Return each line that holds the word "author".

━━ Supplied data ━━

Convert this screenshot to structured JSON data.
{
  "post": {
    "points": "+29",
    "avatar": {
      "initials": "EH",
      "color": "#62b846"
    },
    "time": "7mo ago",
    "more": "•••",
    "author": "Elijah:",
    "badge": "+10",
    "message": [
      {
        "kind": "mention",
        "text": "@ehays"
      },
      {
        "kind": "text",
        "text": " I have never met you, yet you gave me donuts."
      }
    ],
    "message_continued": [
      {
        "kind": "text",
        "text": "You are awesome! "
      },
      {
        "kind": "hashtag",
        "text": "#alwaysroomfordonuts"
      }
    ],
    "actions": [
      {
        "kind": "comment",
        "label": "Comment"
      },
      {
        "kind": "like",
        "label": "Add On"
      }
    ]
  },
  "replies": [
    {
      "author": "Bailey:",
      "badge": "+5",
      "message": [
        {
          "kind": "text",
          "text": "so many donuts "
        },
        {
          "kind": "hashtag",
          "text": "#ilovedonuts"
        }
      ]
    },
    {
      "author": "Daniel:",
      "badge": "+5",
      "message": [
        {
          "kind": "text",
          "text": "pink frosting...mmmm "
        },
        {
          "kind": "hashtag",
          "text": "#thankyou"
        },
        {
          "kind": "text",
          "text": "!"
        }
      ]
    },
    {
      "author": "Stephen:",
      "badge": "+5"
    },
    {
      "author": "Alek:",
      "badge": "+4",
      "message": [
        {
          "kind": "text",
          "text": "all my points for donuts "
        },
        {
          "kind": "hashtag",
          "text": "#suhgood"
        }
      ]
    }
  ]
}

━━━

• Solution to this exercise:
    "author": "Elijah:",
      "author": "Bailey:",
      "author": "Daniel:",
      "author": "Stephen:",
      "author": "Alek:",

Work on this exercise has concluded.